(Brief): Repeat all the records exactly, omitting pictures.

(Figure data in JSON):
-=-=-=-=-
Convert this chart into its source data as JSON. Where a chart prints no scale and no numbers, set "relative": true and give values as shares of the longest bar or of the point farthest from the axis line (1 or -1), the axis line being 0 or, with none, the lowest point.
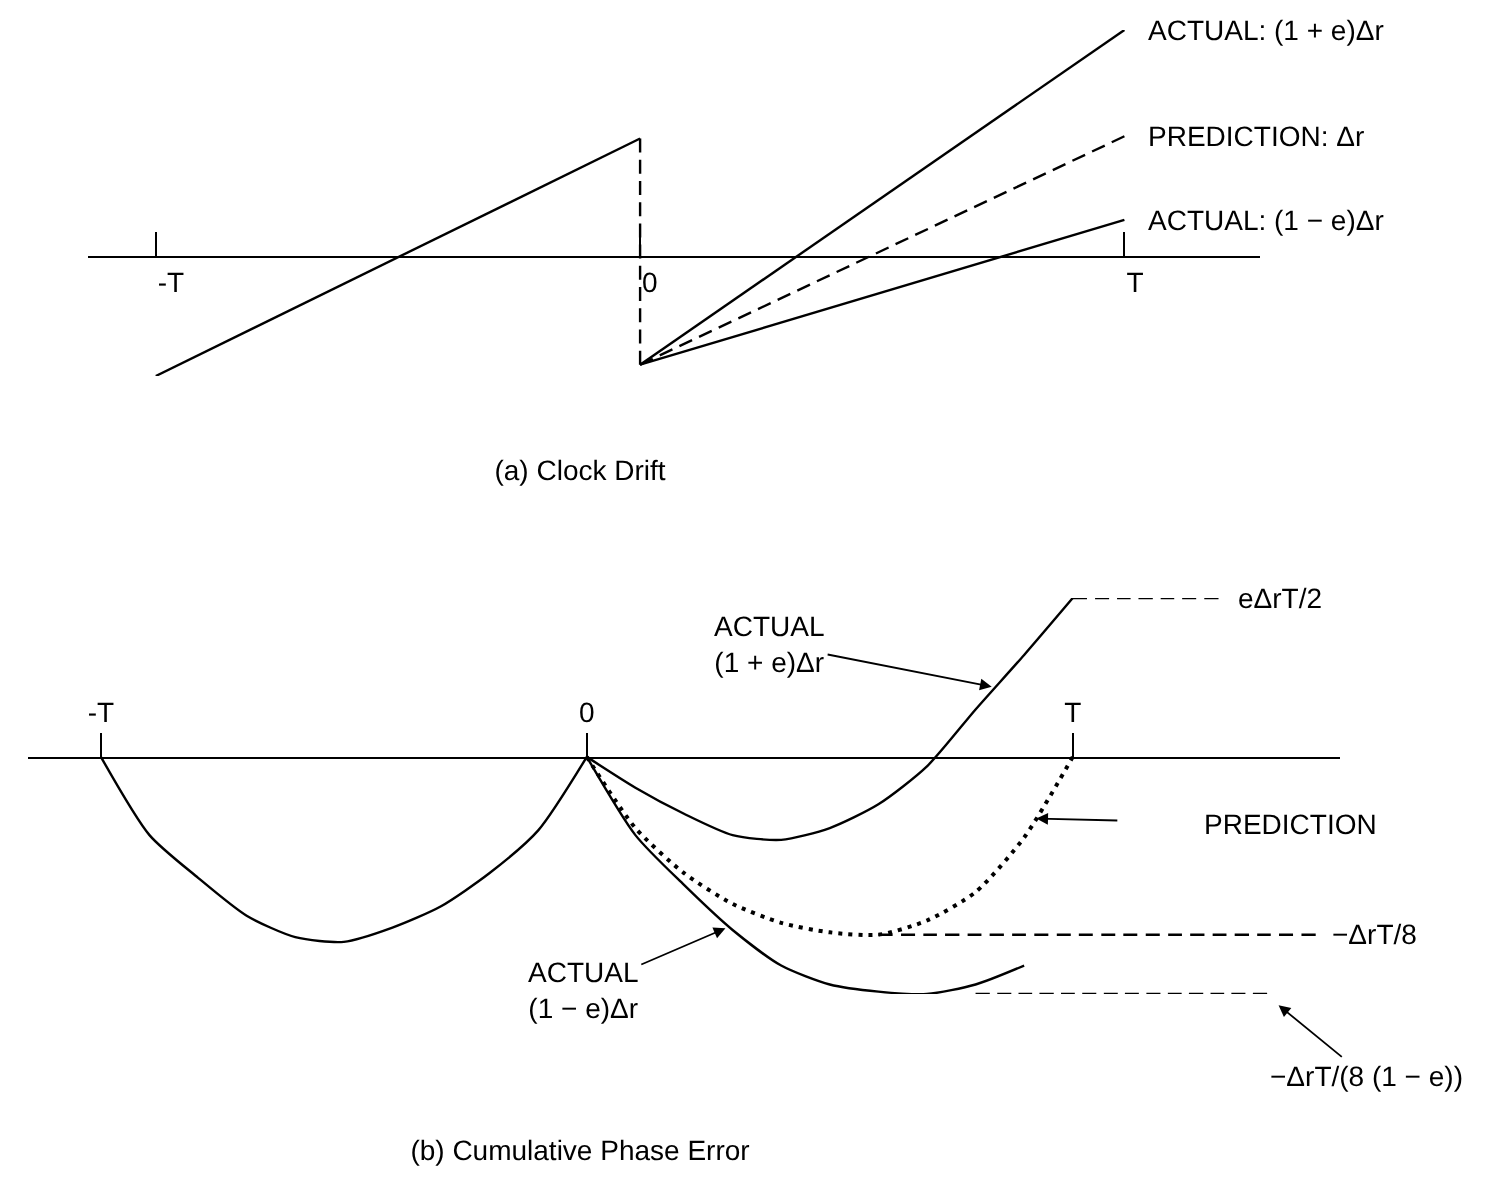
{
  "chart_data": [
    {
      "type": "line",
      "title": "(a) Clock Drift",
      "relative": true,
      "categories": [
        "-T",
        "0",
        "T"
      ],
      "series": [
        {
          "values": [
            -0.53,
            0.52,
            null
          ],
          "color": "#000000"
        },
        {
          "name": "ACTUAL: (1 + e)Δr",
          "values": [
            null,
            -0.48,
            1.0
          ],
          "color": "#000000"
        },
        {
          "name": "PREDICTION: Δr",
          "values": [
            null,
            -0.48,
            0.53
          ],
          "color": "#000000",
          "line_style": "dashed"
        },
        {
          "name": "ACTUAL: (1 − e)Δr",
          "values": [
            null,
            -0.48,
            0.16
          ],
          "color": "#000000"
        },
        {
          "x": [
            "0",
            "0"
          ],
          "values": [
            0.52,
            -0.48
          ],
          "color": "#000000",
          "line_style": "dashed"
        }
      ]
    },
    {
      "type": "line",
      "title": "(b) Cumulative Phase Error",
      "relative": true,
      "categories": [
        null,
        "-T",
        null,
        null,
        null,
        null,
        null,
        null,
        null,
        null,
        null,
        "0",
        null,
        null,
        null,
        null,
        null,
        null,
        null,
        null,
        null,
        "T",
        null,
        null,
        null,
        null,
        null
      ],
      "series": [
        {
          "values": [
            null,
            0,
            -0.33,
            -0.51,
            -0.67,
            -0.76,
            -0.78,
            -0.72,
            -0.63,
            -0.49,
            -0.31,
            0,
            null,
            null,
            null,
            null,
            null,
            null,
            null,
            null,
            null,
            null,
            null,
            null,
            null,
            null,
            null
          ],
          "color": "#000000"
        },
        {
          "values": [
            null,
            null,
            null,
            null,
            null,
            null,
            null,
            null,
            null,
            null,
            null,
            0,
            -0.13,
            -0.24,
            -0.33,
            -0.35,
            -0.3,
            -0.2,
            -0.04,
            0.2,
            0.43,
            0.67,
            null,
            null,
            null,
            null,
            null
          ],
          "color": "#000000"
        },
        {
          "values": [
            null,
            null,
            null,
            null,
            null,
            null,
            null,
            null,
            null,
            null,
            null,
            0,
            -0.3,
            -0.49,
            -0.62,
            -0.7,
            -0.74,
            -0.75,
            -0.69,
            -0.57,
            -0.34,
            0,
            null,
            null,
            null,
            null,
            null
          ],
          "color": "#000000",
          "line_style": "dotted"
        },
        {
          "values": [
            null,
            null,
            null,
            null,
            null,
            null,
            null,
            null,
            null,
            null,
            null,
            0,
            -0.33,
            -0.54,
            -0.73,
            -0.88,
            -0.96,
            -0.99,
            -1.0,
            -0.96,
            -0.88,
            null,
            null,
            null,
            null,
            null,
            null
          ],
          "color": "#000000"
        },
        {
          "values": [
            null,
            null,
            null,
            null,
            null,
            null,
            null,
            null,
            null,
            null,
            null,
            null,
            null,
            null,
            null,
            null,
            null,
            null,
            null,
            null,
            null,
            0.67,
            0.67,
            0.67,
            0.67,
            null,
            null
          ],
          "color": "#000000",
          "line_style": "dashed"
        },
        {
          "values": [
            null,
            null,
            null,
            null,
            null,
            null,
            null,
            null,
            null,
            null,
            null,
            null,
            null,
            null,
            null,
            null,
            null,
            -0.75,
            -0.75,
            -0.75,
            -0.75,
            -0.75,
            -0.75,
            -0.75,
            -0.75,
            -0.75,
            -0.75
          ],
          "color": "#000000",
          "line_style": "dashed"
        },
        {
          "values": [
            null,
            null,
            null,
            null,
            null,
            null,
            null,
            null,
            null,
            null,
            null,
            null,
            null,
            null,
            null,
            null,
            null,
            null,
            null,
            -1.0,
            -1.0,
            -1.0,
            -1.0,
            -1.0,
            -1.0,
            -1.0,
            null
          ],
          "color": "#000000",
          "line_style": "dashed"
        }
      ],
      "annotations": [
        "ACTUAL\n(1 + e)Δr",
        "PREDICTION",
        "ACTUAL\n(1 − e)Δr",
        "eΔrT/2",
        "−ΔrT/8",
        "−ΔrT/(8 (1 − e))"
      ]
    }
  ]
}
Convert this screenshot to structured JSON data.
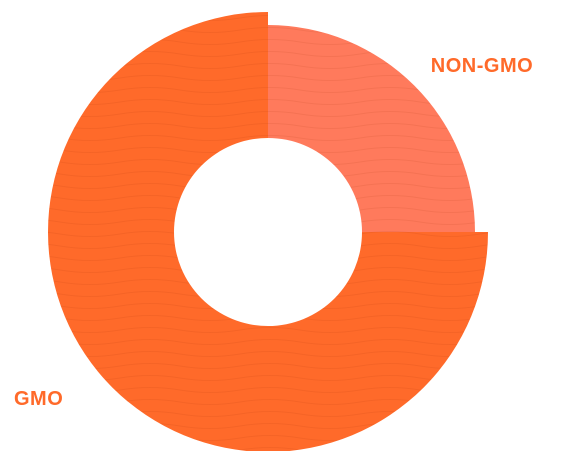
{
  "chart_data": {
    "type": "pie",
    "variant": "donut",
    "slices": [
      {
        "label": "NON-GMO",
        "value": 25,
        "color": "#FF7A5C"
      },
      {
        "label": "GMO",
        "value": 75,
        "color": "#FF6A2A"
      }
    ],
    "title": "",
    "legend": "none",
    "label_color": "#FF6A2A"
  }
}
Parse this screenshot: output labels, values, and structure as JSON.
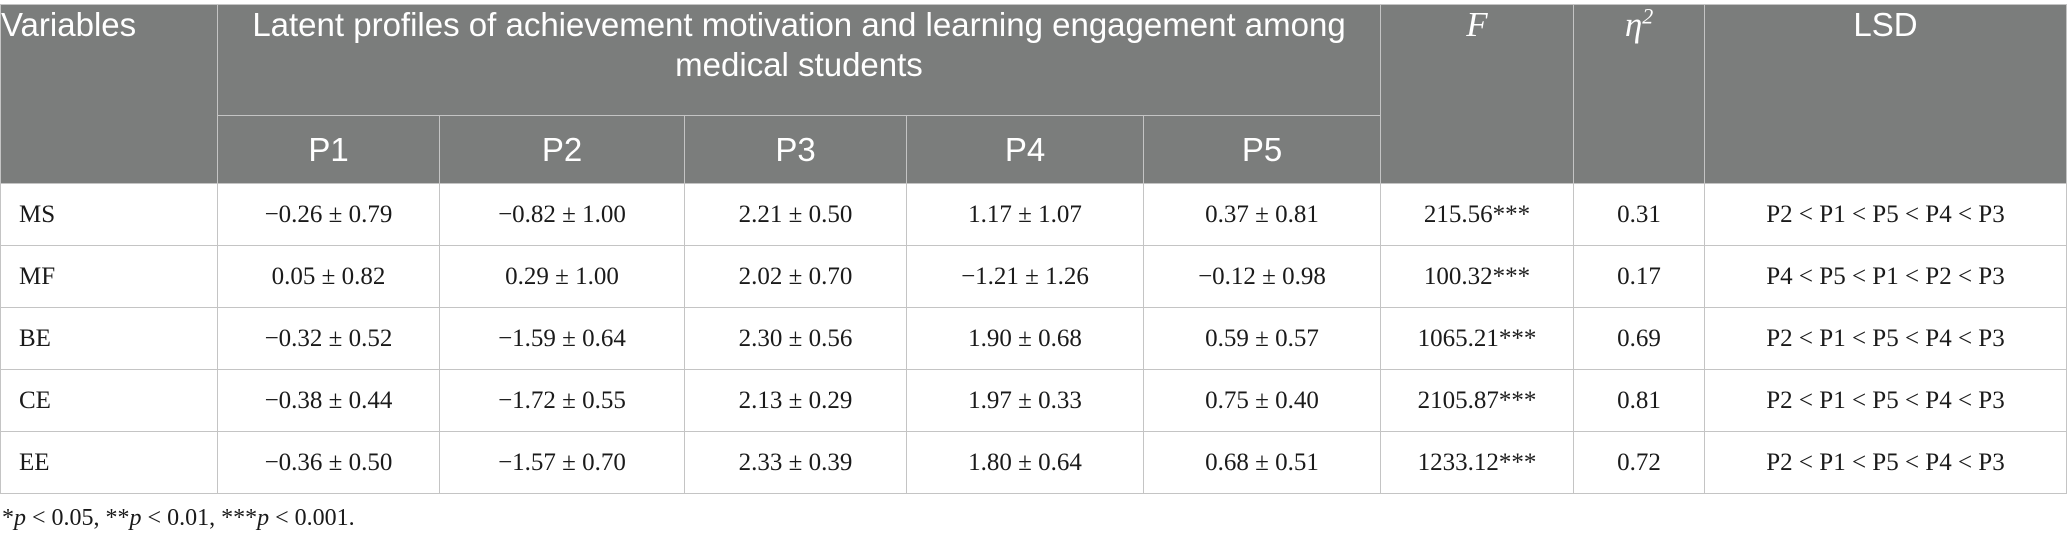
{
  "header": {
    "variables": "Variables",
    "group_title": "Latent profiles of achievement motivation and learning engagement among medical students",
    "profiles": [
      "P1",
      "P2",
      "P3",
      "P4",
      "P5"
    ],
    "f_label": "F",
    "eta_label": "η",
    "eta_sup": "2",
    "lsd_label": "LSD"
  },
  "rows": [
    {
      "variable": "MS",
      "p1": "−0.26 ± 0.79",
      "p2": "−0.82 ± 1.00",
      "p3": "2.21 ± 0.50",
      "p4": "1.17 ± 1.07",
      "p5": "0.37 ± 0.81",
      "f": "215.56***",
      "eta": "0.31",
      "lsd": "P2 < P1 < P5 < P4 < P3"
    },
    {
      "variable": "MF",
      "p1": "0.05 ± 0.82",
      "p2": "0.29 ± 1.00",
      "p3": "2.02 ± 0.70",
      "p4": "−1.21 ± 1.26",
      "p5": "−0.12 ± 0.98",
      "f": "100.32***",
      "eta": "0.17",
      "lsd": "P4 < P5 < P1 < P2 < P3"
    },
    {
      "variable": "BE",
      "p1": "−0.32 ± 0.52",
      "p2": "−1.59 ± 0.64",
      "p3": "2.30 ± 0.56",
      "p4": "1.90 ± 0.68",
      "p5": "0.59 ± 0.57",
      "f": "1065.21***",
      "eta": "0.69",
      "lsd": "P2 < P1 < P5 < P4 < P3"
    },
    {
      "variable": "CE",
      "p1": "−0.38 ± 0.44",
      "p2": "−1.72 ± 0.55",
      "p3": "2.13 ± 0.29",
      "p4": "1.97 ± 0.33",
      "p5": "0.75 ± 0.40",
      "f": "2105.87***",
      "eta": "0.81",
      "lsd": "P2 < P1 < P5 < P4 < P3"
    },
    {
      "variable": "EE",
      "p1": "−0.36 ± 0.50",
      "p2": "−1.57 ± 0.70",
      "p3": "2.33 ± 0.39",
      "p4": "1.80 ± 0.64",
      "p5": "0.68 ± 0.51",
      "f": "1233.12***",
      "eta": "0.72",
      "lsd": "P2 < P1 < P5 < P4 < P3"
    }
  ],
  "footnote": {
    "s1": "*",
    "p1": "p",
    "t1": " < 0.05, **",
    "p2": "p",
    "t2": " < 0.01, ***",
    "p3": "p",
    "t3": " < 0.001."
  },
  "colors": {
    "header_bg": "#7b7d7c",
    "header_text": "#ffffff",
    "border": "#c4c4c4"
  }
}
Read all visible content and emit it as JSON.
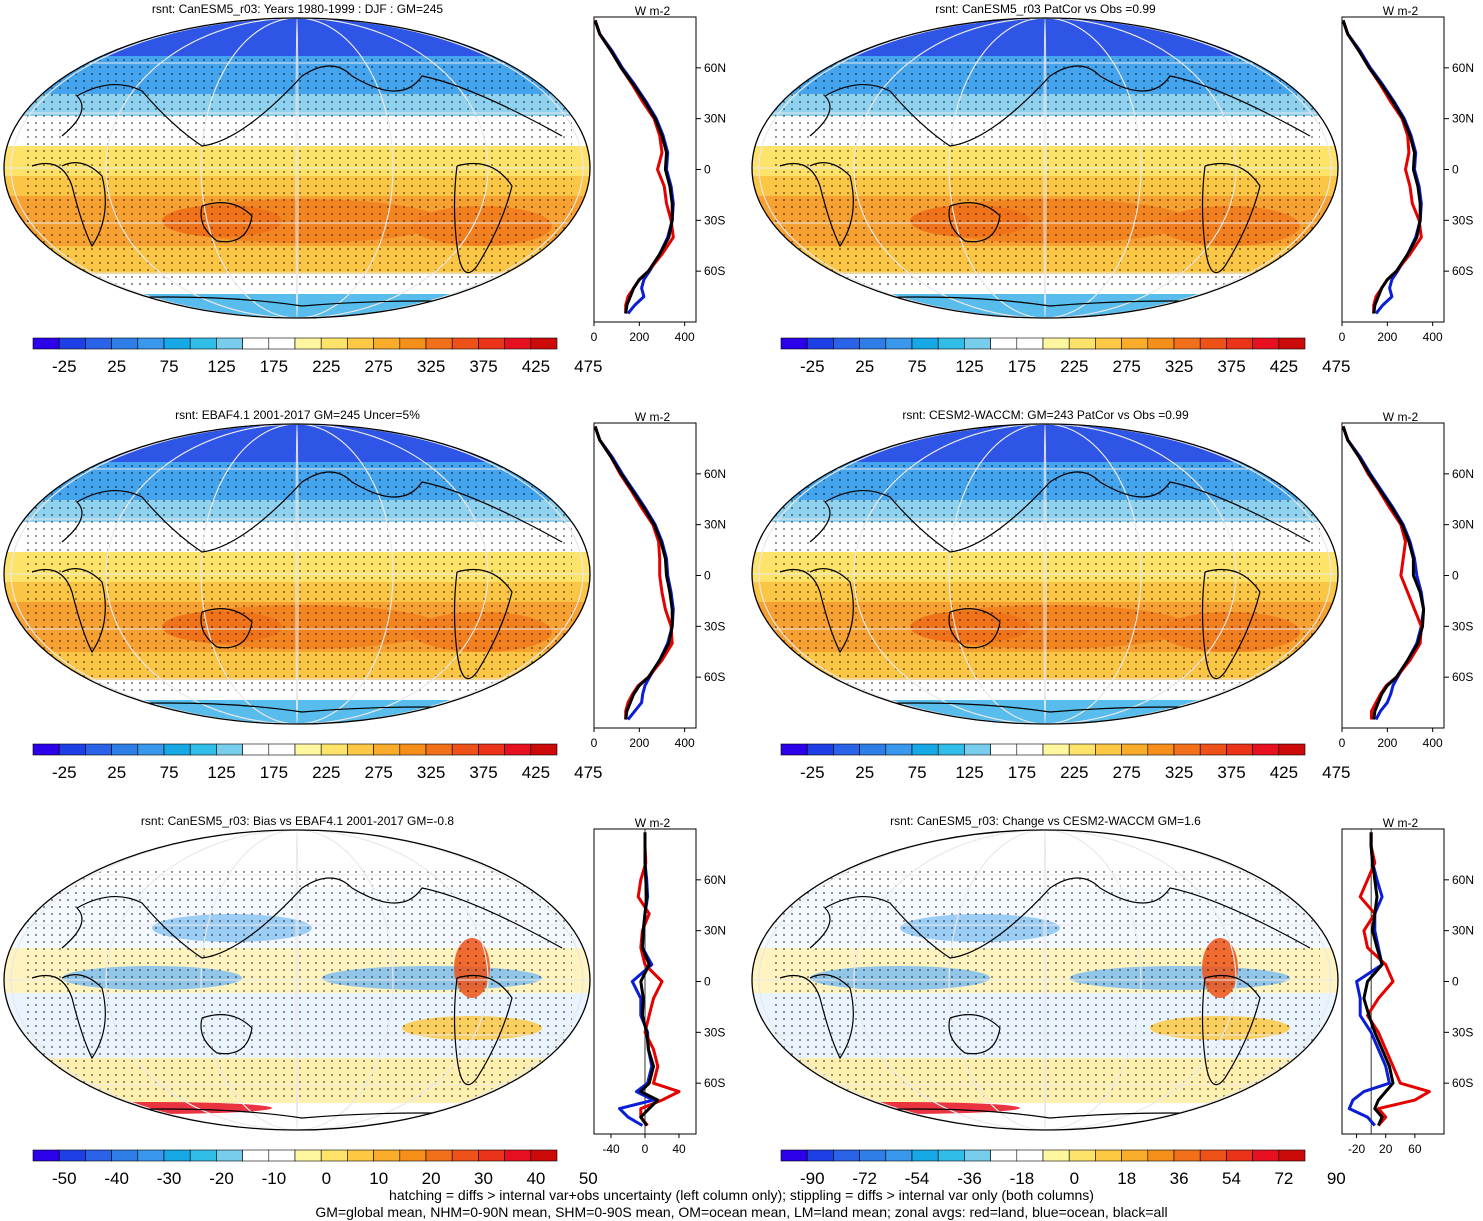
-=-=-=-=-
(Output for this task):
Convert this chart into its source data as JSON. Where a chart prints no scale and no numbers, set "relative": true and give values as shares of the longest bar or of the point farthest from the axis line (1 or -1), the axis line being 0 or, with none, the lowest point.
{
  "chart_data": [
    {
      "type": "line",
      "title": "(a) Clock Drift",
      "relative": true,
      "categories": [
        "-T",
        "0",
        "T"
      ],
      "series": [
        {
          "values": [
            -0.53,
            0.52,
            null
          ],
          "color": "#000000"
        },
        {
          "name": "ACTUAL: (1 + e)Δr",
          "values": [
            null,
            -0.48,
            1.0
          ],
          "color": "#000000"
        },
        {
          "name": "PREDICTION: Δr",
          "values": [
            null,
            -0.48,
            0.53
          ],
          "color": "#000000",
          "line_style": "dashed"
        },
        {
          "name": "ACTUAL: (1 − e)Δr",
          "values": [
            null,
            -0.48,
            0.16
          ],
          "color": "#000000"
        },
        {
          "x": [
            "0",
            "0"
          ],
          "values": [
            0.52,
            -0.48
          ],
          "color": "#000000",
          "line_style": "dashed"
        }
      ]
    },
    {
      "type": "line",
      "title": "(b) Cumulative Phase Error",
      "relative": true,
      "categories": [
        null,
        "-T",
        null,
        null,
        null,
        null,
        null,
        null,
        null,
        null,
        null,
        "0",
        null,
        null,
        null,
        null,
        null,
        null,
        null,
        null,
        null,
        "T",
        null,
        null,
        null,
        null,
        null
      ],
      "series": [
        {
          "values": [
            null,
            0,
            -0.33,
            -0.51,
            -0.67,
            -0.76,
            -0.78,
            -0.72,
            -0.63,
            -0.49,
            -0.31,
            0,
            null,
            null,
            null,
            null,
            null,
            null,
            null,
            null,
            null,
            null,
            null,
            null,
            null,
            null,
            null
          ],
          "color": "#000000"
        },
        {
          "values": [
            null,
            null,
            null,
            null,
            null,
            null,
            null,
            null,
            null,
            null,
            null,
            0,
            -0.13,
            -0.24,
            -0.33,
            -0.35,
            -0.3,
            -0.2,
            -0.04,
            0.2,
            0.43,
            0.67,
            null,
            null,
            null,
            null,
            null
          ],
          "color": "#000000"
        },
        {
          "values": [
            null,
            null,
            null,
            null,
            null,
            null,
            null,
            null,
            null,
            null,
            null,
            0,
            -0.3,
            -0.49,
            -0.62,
            -0.7,
            -0.74,
            -0.75,
            -0.69,
            -0.57,
            -0.34,
            0,
            null,
            null,
            null,
            null,
            null
          ],
          "color": "#000000",
          "line_style": "dotted"
        },
        {
          "values": [
            null,
            null,
            null,
            null,
            null,
            null,
            null,
            null,
            null,
            null,
            null,
            0,
            -0.33,
            -0.54,
            -0.73,
            -0.88,
            -0.96,
            -0.99,
            -1.0,
            -0.96,
            -0.88,
            null,
            null,
            null,
            null,
            null,
            null
          ],
          "color": "#000000"
        },
        {
          "values": [
            null,
            null,
            null,
            null,
            null,
            null,
            null,
            null,
            null,
            null,
            null,
            null,
            null,
            null,
            null,
            null,
            null,
            null,
            null,
            null,
            null,
            0.67,
            0.67,
            0.67,
            0.67,
            null,
            null
          ],
          "color": "#000000",
          "line_style": "dashed"
        },
        {
          "values": [
            null,
            null,
            null,
            null,
            null,
            null,
            null,
            null,
            null,
            null,
            null,
            null,
            null,
            null,
            null,
            null,
            null,
            -0.75,
            -0.75,
            -0.75,
            -0.75,
            -0.75,
            -0.75,
            -0.75,
            -0.75,
            -0.75,
            -0.75
          ],
          "color": "#000000",
          "line_style": "dashed"
        },
        {
          "values": [
            null,
            null,
            null,
            null,
            null,
            null,
            null,
            null,
            null,
            null,
            null,
            null,
            null,
            null,
            null,
            null,
            null,
            null,
            null,
            -1.0,
            -1.0,
            -1.0,
            -1.0,
            -1.0,
            -1.0,
            -1.0,
            null
          ],
          "color": "#000000",
          "line_style": "dashed"
        }
      ],
      "annotations": [
        "ACTUAL\n(1 + e)Δr",
        "PREDICTION",
        "ACTUAL\n(1 − e)Δr",
        "eΔrT/2",
        "−ΔrT/8",
        "−ΔrT/(8 (1 − e))"
      ]
    }
  ]
}
Convert this screenshot to structured JSON data.
{
  "chart_data": {
    "type": "pie",
    "variant": "donut",
    "slices": [
      {
        "label": "NON-GMO",
        "value": 25,
        "color": "#FF7A5C"
      },
      {
        "label": "GMO",
        "value": 75,
        "color": "#FF6A2A"
      }
    ],
    "title": "",
    "legend": "none",
    "label_color": "#FF6A2A"
  }
}
Parse this screenshot: output labels, values, and structure as JSON.
{
  "header": {
    "variables": "Variables",
    "group_title": "Latent profiles of achievement motivation and learning engagement among medical students",
    "profiles": [
      "P1",
      "P2",
      "P3",
      "P4",
      "P5"
    ],
    "f_label": "F",
    "eta_label": "η",
    "eta_sup": "2",
    "lsd_label": "LSD"
  },
  "rows": [
    {
      "variable": "MS",
      "p1": "−0.26 ± 0.79",
      "p2": "−0.82 ± 1.00",
      "p3": "2.21 ± 0.50",
      "p4": "1.17 ± 1.07",
      "p5": "0.37 ± 0.81",
      "f": "215.56***",
      "eta": "0.31",
      "lsd": "P2 < P1 < P5 < P4 < P3"
    },
    {
      "variable": "MF",
      "p1": "0.05 ± 0.82",
      "p2": "0.29 ± 1.00",
      "p3": "2.02 ± 0.70",
      "p4": "−1.21 ± 1.26",
      "p5": "−0.12 ± 0.98",
      "f": "100.32***",
      "eta": "0.17",
      "lsd": "P4 < P5 < P1 < P2 < P3"
    },
    {
      "variable": "BE",
      "p1": "−0.32 ± 0.52",
      "p2": "−1.59 ± 0.64",
      "p3": "2.30 ± 0.56",
      "p4": "1.90 ± 0.68",
      "p5": "0.59 ± 0.57",
      "f": "1065.21***",
      "eta": "0.69",
      "lsd": "P2 < P1 < P5 < P4 < P3"
    },
    {
      "variable": "CE",
      "p1": "−0.38 ± 0.44",
      "p2": "−1.72 ± 0.55",
      "p3": "2.13 ± 0.29",
      "p4": "1.97 ± 0.33",
      "p5": "0.75 ± 0.40",
      "f": "2105.87***",
      "eta": "0.81",
      "lsd": "P2 < P1 < P5 < P4 < P3"
    },
    {
      "variable": "EE",
      "p1": "−0.36 ± 0.50",
      "p2": "−1.57 ± 0.70",
      "p3": "2.33 ± 0.39",
      "p4": "1.80 ± 0.64",
      "p5": "0.68 ± 0.51",
      "f": "1233.12***",
      "eta": "0.72",
      "lsd": "P2 < P1 < P5 < P4 < P3"
    }
  ],
  "footnote": {
    "s1": "*",
    "p1": "p",
    "t1": " < 0.05, **",
    "p2": "p",
    "t2": " < 0.01, ***",
    "p3": "p",
    "t3": " < 0.001."
  },
  "colors": {
    "header_bg": "#7b7d7c",
    "header_text": "#ffffff",
    "border": "#c4c4c4"
  }
}
Read all visible content and emit it as JSON.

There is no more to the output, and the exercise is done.